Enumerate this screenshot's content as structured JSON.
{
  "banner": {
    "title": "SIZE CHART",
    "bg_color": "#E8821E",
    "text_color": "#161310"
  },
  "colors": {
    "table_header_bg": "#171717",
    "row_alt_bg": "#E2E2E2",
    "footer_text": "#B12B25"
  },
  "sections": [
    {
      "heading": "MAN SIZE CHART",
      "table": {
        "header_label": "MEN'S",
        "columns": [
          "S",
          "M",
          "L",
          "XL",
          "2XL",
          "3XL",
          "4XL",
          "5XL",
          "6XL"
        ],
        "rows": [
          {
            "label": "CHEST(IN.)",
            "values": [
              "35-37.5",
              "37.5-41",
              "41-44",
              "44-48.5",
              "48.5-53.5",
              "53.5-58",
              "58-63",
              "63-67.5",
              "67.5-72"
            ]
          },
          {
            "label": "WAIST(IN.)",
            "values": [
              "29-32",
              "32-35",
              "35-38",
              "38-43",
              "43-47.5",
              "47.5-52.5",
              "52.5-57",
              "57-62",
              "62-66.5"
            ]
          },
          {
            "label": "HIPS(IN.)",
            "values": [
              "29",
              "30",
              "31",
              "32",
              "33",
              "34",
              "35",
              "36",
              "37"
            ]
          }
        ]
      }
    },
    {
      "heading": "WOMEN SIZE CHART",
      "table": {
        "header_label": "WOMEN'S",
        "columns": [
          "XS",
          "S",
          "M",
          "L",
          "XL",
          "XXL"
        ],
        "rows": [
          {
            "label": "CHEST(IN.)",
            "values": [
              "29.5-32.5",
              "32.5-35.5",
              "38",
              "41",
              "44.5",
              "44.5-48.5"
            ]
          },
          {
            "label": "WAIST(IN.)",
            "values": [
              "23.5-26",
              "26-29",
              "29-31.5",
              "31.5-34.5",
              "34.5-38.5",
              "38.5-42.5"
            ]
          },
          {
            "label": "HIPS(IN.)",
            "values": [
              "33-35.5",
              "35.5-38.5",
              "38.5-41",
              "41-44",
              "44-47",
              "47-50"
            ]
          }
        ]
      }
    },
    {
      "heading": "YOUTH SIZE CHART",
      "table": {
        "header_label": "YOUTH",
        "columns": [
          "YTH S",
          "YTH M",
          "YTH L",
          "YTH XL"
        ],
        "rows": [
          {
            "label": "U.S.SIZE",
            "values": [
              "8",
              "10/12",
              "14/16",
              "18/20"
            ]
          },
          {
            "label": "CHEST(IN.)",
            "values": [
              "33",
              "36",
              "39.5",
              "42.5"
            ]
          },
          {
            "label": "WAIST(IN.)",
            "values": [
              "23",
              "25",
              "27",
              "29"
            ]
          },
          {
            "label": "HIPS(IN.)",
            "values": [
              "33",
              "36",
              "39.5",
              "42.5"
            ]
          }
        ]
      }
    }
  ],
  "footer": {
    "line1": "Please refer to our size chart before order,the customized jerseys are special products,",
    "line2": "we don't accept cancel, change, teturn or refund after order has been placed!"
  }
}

....

Task instructions:
Locate the lines above that contain "WOMEN" and copy them.

Result of this exercise:
      "heading": "WOMEN SIZE CHART",
        "header_label": "WOMEN'S",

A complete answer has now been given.